- _Written problem_
Scan the data beneath this task and copy each line that includes "послуг".

######

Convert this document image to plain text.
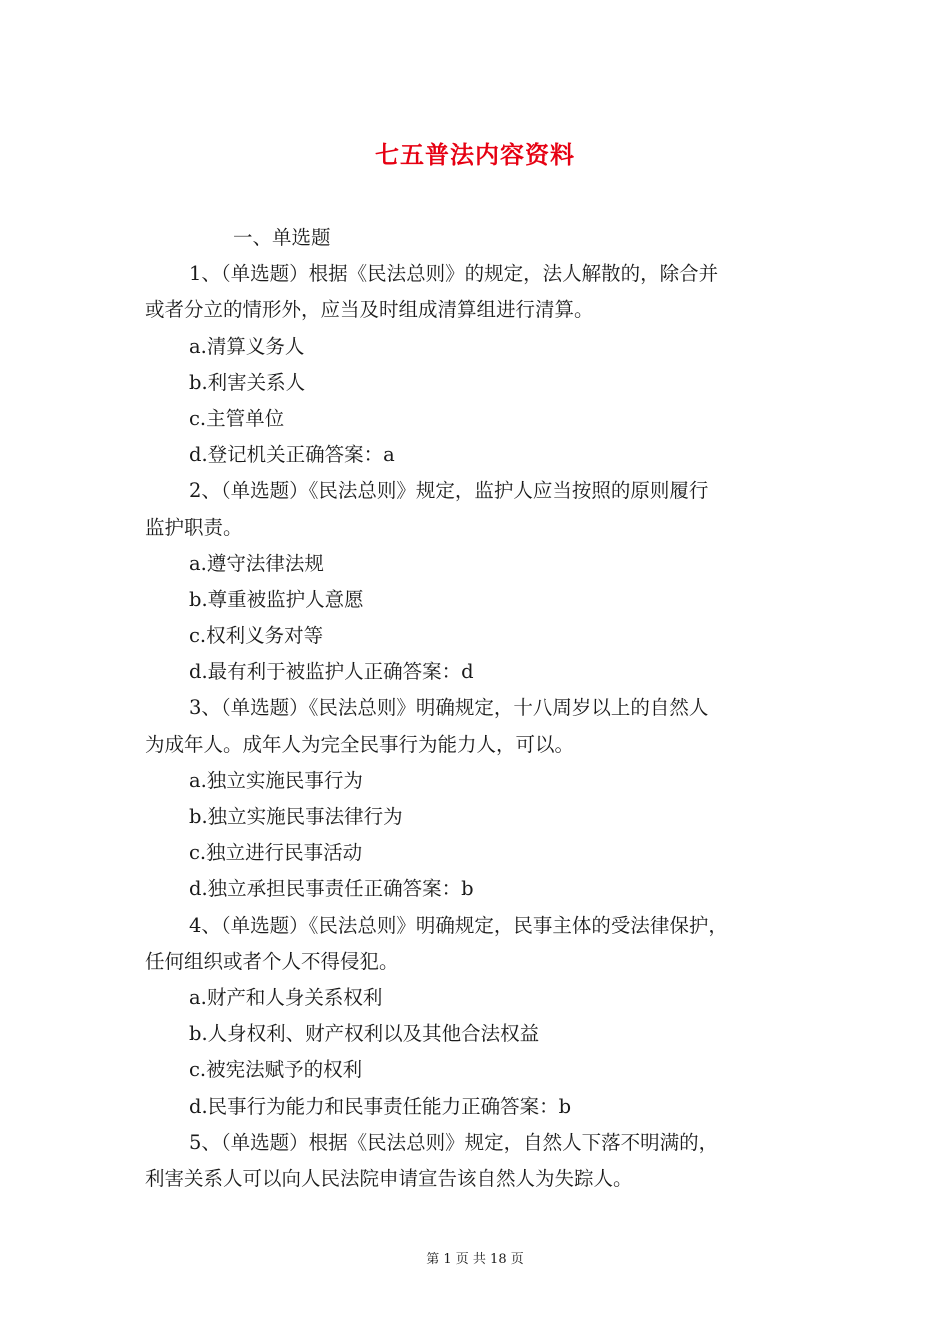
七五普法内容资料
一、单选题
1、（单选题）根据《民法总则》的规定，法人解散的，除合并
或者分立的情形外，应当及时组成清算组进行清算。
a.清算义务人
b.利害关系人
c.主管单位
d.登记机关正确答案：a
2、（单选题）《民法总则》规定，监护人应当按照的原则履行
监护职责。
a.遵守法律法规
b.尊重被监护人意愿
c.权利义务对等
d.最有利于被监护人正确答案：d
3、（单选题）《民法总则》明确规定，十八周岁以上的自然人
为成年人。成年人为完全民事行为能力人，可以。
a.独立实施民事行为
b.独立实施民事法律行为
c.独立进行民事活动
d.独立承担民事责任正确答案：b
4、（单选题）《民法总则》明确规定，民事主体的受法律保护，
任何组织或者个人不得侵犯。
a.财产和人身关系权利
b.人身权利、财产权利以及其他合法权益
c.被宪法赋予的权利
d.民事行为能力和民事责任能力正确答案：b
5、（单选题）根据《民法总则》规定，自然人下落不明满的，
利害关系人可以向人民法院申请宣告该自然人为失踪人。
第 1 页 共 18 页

######

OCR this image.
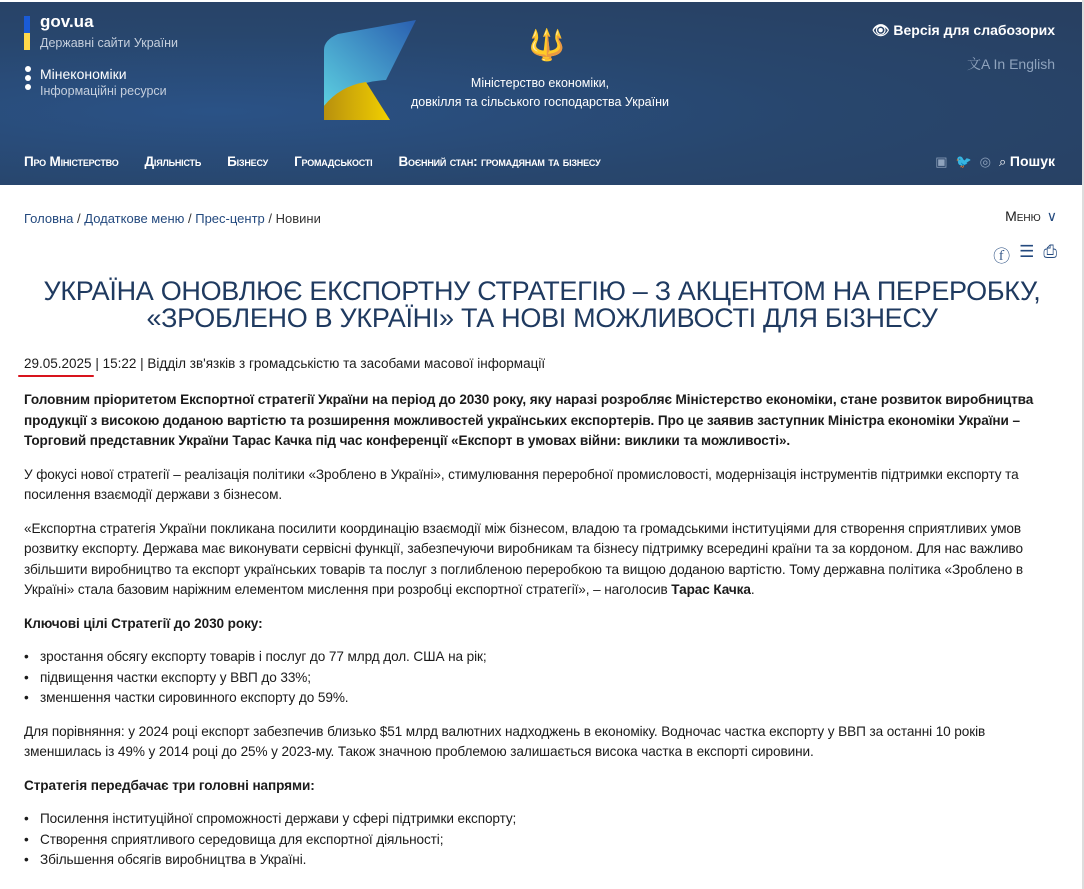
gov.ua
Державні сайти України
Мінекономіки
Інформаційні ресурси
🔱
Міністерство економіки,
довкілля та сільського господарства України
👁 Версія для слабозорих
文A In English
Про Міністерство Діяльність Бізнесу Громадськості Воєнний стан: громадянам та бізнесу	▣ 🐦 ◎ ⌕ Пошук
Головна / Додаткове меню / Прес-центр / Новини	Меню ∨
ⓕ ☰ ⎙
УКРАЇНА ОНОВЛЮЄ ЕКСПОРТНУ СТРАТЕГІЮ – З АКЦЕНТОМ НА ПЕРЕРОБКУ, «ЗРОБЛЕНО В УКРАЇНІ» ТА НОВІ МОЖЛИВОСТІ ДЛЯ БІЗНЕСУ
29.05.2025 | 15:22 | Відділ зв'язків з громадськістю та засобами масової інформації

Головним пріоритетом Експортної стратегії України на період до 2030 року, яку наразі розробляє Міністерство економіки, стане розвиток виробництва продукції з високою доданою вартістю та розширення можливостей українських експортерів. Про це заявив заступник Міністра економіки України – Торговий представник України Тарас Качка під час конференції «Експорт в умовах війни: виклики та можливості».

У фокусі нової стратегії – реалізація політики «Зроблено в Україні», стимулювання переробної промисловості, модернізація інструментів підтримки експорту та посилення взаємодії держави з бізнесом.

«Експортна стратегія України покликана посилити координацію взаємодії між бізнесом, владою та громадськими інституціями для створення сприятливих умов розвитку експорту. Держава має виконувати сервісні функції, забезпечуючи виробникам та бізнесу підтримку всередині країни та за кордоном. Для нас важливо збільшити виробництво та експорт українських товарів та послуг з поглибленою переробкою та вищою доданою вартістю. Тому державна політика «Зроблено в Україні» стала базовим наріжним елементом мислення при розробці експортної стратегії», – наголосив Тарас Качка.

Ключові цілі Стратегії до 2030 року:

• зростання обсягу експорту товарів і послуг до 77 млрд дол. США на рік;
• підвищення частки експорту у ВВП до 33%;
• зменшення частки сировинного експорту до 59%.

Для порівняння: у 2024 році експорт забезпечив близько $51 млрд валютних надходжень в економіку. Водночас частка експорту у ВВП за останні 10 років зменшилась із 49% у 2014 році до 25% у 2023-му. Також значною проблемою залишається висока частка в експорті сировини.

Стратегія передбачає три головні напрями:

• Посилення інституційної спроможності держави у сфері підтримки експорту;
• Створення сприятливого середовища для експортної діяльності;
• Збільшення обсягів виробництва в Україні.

######

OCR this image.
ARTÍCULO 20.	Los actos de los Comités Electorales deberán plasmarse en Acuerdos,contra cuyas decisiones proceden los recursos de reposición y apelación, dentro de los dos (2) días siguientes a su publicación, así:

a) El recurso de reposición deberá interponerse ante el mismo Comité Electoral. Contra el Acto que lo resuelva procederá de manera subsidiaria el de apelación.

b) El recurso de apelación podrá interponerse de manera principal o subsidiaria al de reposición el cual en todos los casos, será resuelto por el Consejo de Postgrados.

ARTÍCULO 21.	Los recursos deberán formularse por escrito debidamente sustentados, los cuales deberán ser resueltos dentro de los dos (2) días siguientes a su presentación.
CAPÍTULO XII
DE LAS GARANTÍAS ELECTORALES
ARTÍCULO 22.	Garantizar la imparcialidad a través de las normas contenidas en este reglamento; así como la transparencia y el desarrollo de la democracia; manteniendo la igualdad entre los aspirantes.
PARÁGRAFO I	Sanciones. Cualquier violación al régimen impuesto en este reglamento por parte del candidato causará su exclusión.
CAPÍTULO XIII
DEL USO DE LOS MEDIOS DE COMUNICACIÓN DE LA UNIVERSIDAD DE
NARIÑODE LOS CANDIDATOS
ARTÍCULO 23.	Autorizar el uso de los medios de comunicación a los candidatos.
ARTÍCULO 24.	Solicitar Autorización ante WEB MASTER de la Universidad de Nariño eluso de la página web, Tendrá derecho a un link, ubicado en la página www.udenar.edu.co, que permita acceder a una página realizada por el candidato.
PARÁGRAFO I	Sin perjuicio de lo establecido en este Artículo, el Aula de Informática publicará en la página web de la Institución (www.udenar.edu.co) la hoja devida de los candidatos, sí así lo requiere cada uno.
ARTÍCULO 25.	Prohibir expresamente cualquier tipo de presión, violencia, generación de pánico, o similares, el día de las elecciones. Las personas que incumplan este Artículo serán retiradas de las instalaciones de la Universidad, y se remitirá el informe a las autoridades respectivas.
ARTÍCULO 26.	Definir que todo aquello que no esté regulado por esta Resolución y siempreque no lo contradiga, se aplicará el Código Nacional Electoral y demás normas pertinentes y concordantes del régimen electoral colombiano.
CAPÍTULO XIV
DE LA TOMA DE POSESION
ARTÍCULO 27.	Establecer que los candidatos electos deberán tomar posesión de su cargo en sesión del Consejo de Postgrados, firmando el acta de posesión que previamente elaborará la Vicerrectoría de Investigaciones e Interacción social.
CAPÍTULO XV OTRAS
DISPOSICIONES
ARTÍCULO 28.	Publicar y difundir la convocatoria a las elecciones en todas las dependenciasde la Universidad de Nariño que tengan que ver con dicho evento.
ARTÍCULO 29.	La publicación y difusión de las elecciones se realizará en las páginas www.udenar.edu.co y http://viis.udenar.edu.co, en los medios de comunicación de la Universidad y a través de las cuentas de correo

######

- _Written response_
«Експортна стратегія України покликана посилити координацію взаємодії між бізнесом, владою та громадськими інституціями для створення сприятливих умов розвитку експорту. Держава має виконувати сервісні функції, забезпечуючи виробникам та бізнесу підтримку всередині країни та за кордоном. Для нас важливо збільшити виробництво та експорт українських товарів та послуг з поглибленою переробкою та вищою доданою вартістю. Тому державна політика «Зроблено в Україні» стала базовим наріжним елементом мислення при розробці експортної стратегії», – наголосив Тарас Качка.
• зростання обсягу експорту товарів і послуг до 77 млрд дол. США на рік;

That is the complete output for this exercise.